## [Dataset rows]
----------------
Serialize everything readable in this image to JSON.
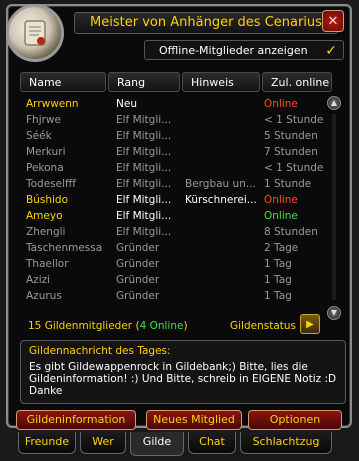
{
  "window": {
    "title": "Meister von Anhänger des Cenarius",
    "close_label": "✕"
  },
  "offline_toggle": {
    "label": "Offline-Mitglieder anzeigen",
    "checked": true,
    "check_mark": "✓"
  },
  "columns": [
    "Name",
    "Rang",
    "Hinweis",
    "Zul. online"
  ],
  "members": [
    {
      "name": "Arrwwenn",
      "rank": "Neu",
      "note": "",
      "online": "Online",
      "status": "online-self"
    },
    {
      "name": "Fhjrwe",
      "rank": "Elf Mitgli...",
      "note": "",
      "online": "< 1 Stunde",
      "status": "offline"
    },
    {
      "name": "Séék",
      "rank": "Elf Mitgli...",
      "note": "",
      "online": "5 Stunden",
      "status": "offline"
    },
    {
      "name": "Merkuri",
      "rank": "Elf Mitgli...",
      "note": "",
      "online": "7 Stunden",
      "status": "offline"
    },
    {
      "name": "Pekona",
      "rank": "Elf Mitgli...",
      "note": "",
      "online": "< 1 Stunde",
      "status": "offline"
    },
    {
      "name": "Todeselfff",
      "rank": "Elf Mitgli...",
      "note": "Bergbau un...",
      "online": "1 Stunde",
      "status": "offline"
    },
    {
      "name": "Búshido",
      "rank": "Elf Mitgli...",
      "note": "Kürschnerei...",
      "online": "Online",
      "status": "online-self"
    },
    {
      "name": "Ameyo",
      "rank": "Elf Mitgli...",
      "note": "",
      "online": "Online",
      "status": "online-green"
    },
    {
      "name": "Zhengli",
      "rank": "Elf Mitgli...",
      "note": "",
      "online": "8 Stunden",
      "status": "offline"
    },
    {
      "name": "Taschenmessa",
      "rank": "Gründer",
      "note": "",
      "online": "2 Tage",
      "status": "offline"
    },
    {
      "name": "Thaellor",
      "rank": "Gründer",
      "note": "",
      "online": "1 Tag",
      "status": "offline"
    },
    {
      "name": "Azizi",
      "rank": "Gründer",
      "note": "",
      "online": "1 Tag",
      "status": "offline"
    },
    {
      "name": "Azurus",
      "rank": "Gründer",
      "note": "",
      "online": "1 Tag",
      "status": "offline"
    }
  ],
  "footer": {
    "count_prefix": "15 Gildenmitglieder (",
    "online_count": "4 Online",
    "count_suffix": ")",
    "guild_status_label": "Gildenstatus",
    "guild_status_arrow": "▶"
  },
  "motd": {
    "title": "Gildennachricht des Tages:",
    "text": "Es gibt Gildewappenrock in Gildebank;) Bitte, lies die Gildeninformation! :) Und Bitte, schreib in EIGENE Notiz :D Danke"
  },
  "buttons": {
    "info": "Gildeninformation",
    "new_member": "Neues Mitglied",
    "options": "Optionen"
  },
  "tabs": [
    "Freunde",
    "Wer",
    "Gilde",
    "Chat",
    "Schlachtzug"
  ],
  "active_tab": "Gilde",
  "colors": {
    "gold": "#ffd200",
    "online_self": "#ff4a1f",
    "online_green": "#3fe03f",
    "offline": "#9a9a9a",
    "white": "#ffffff"
  }
}
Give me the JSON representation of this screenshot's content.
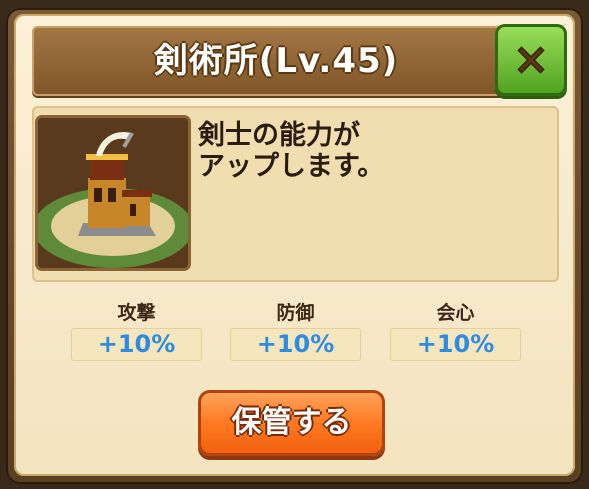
{
  "dialog": {
    "title": "剣術所(Lv.45)",
    "close_icon": "close-x-icon",
    "building_image": "sword-dojo-building",
    "description_lines": [
      "剣士の能力が",
      "アップします。"
    ]
  },
  "stats": [
    {
      "label": "攻撃",
      "value": "+10%"
    },
    {
      "label": "防御",
      "value": "+10%"
    },
    {
      "label": "会心",
      "value": "+10%"
    }
  ],
  "actions": {
    "store_label": "保管する"
  },
  "colors": {
    "close_button": "#5fb52a",
    "store_button": "#ff7a22",
    "stat_value": "#2e8be0",
    "title_bar": "#93693a"
  }
}
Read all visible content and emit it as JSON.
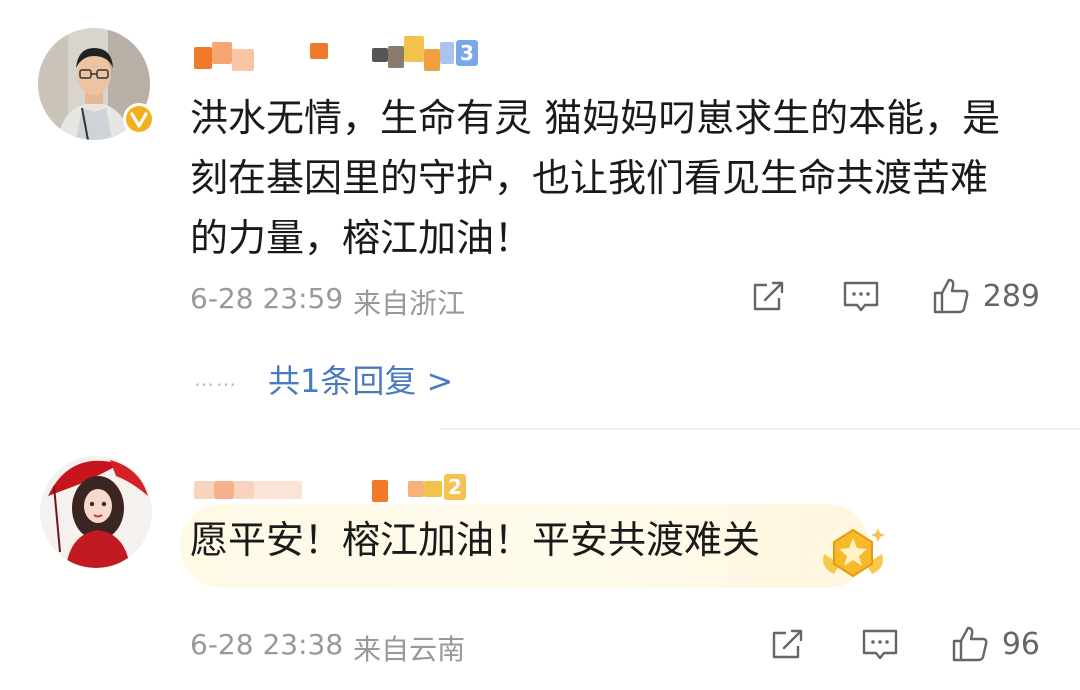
{
  "comments": [
    {
      "username": "",
      "level": "3",
      "level_color": "#7aa7e8",
      "text": "洪水无情，生命有灵 猫妈妈叼崽求生的本能，是\n刻在基因里的守护，也让我们看见生命共渡苦难\n的力量，榕江加油！",
      "timestamp": "6-28 23:59",
      "location": "来自浙江",
      "like_count": "289",
      "replies_label": "共1条回复 >",
      "replies_dots": "……"
    },
    {
      "username": "",
      "level": "2",
      "level_color": "#f5c150",
      "text": "愿平安！榕江加油！平安共渡难关",
      "timestamp": "6-28 23:38",
      "location": "来自云南",
      "like_count": "96"
    }
  ],
  "icons": {
    "share": "share-icon",
    "reply": "comment-icon",
    "like": "thumbs-up-icon",
    "verified": "verified-v-badge-icon",
    "award": "gold-award-icon"
  },
  "colors": {
    "link": "#4a7bc1",
    "meta": "#999999",
    "verified_badge": "#f2b01e"
  }
}
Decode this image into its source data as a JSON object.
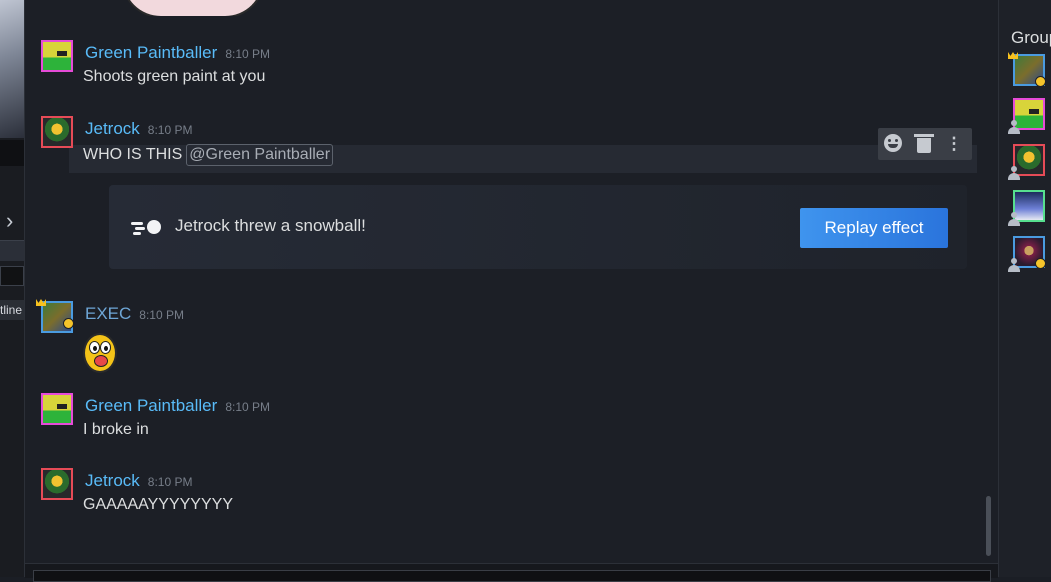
{
  "left_strip": {
    "chevron": "›",
    "outline_label": "tline"
  },
  "messages": [
    {
      "author": "Green Paintballer",
      "time": "8:10 PM",
      "text": "Shoots green paint at you"
    },
    {
      "author": "Jetrock",
      "time": "8:10 PM",
      "text": "WHO IS THIS",
      "mention": "@Green Paintballer"
    },
    {
      "author": "EXEC",
      "time": "8:10 PM",
      "text": ""
    },
    {
      "author": "Green Paintballer",
      "time": "8:10 PM",
      "text": "I broke in"
    },
    {
      "author": "Jetrock",
      "time": "8:10 PM",
      "text": "GAAAAAYYYYYYYY"
    }
  ],
  "message_actions": {
    "more_glyph": "⋮"
  },
  "effect": {
    "text": "Jetrock threw a snowball!",
    "button_label": "Replay effect"
  },
  "right_panel": {
    "title": "Group"
  },
  "colors": {
    "accent_blue": "#59bbf8",
    "button_blue": "#2a74dc",
    "background": "#1c1f26"
  }
}
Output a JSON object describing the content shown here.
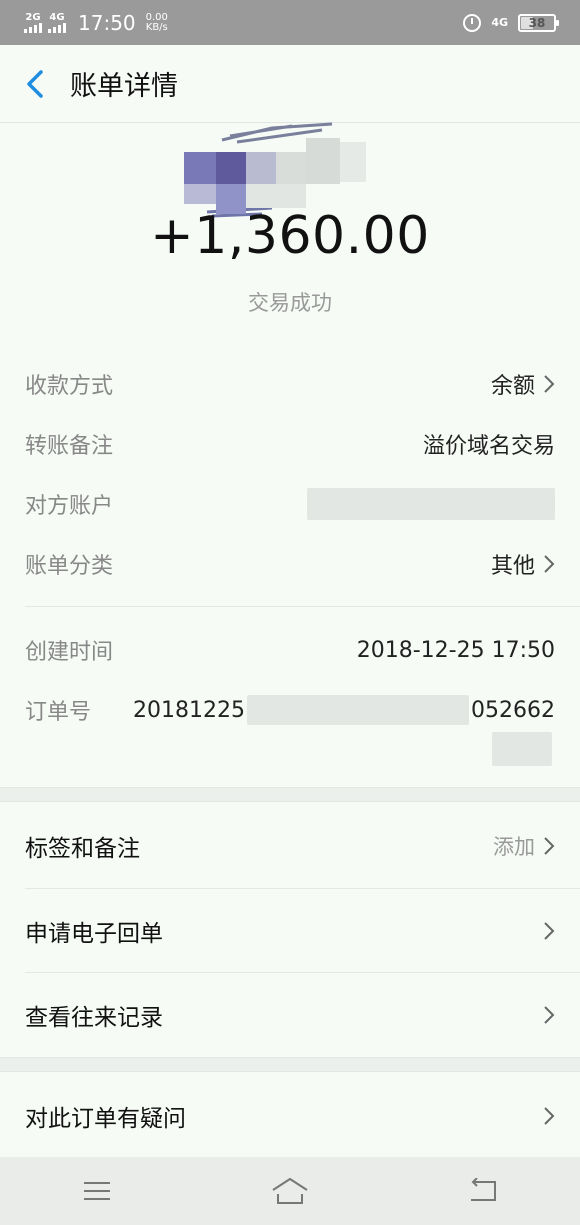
----------------
Of the lines in this data, how many contain "text"? Reply with only the number.

9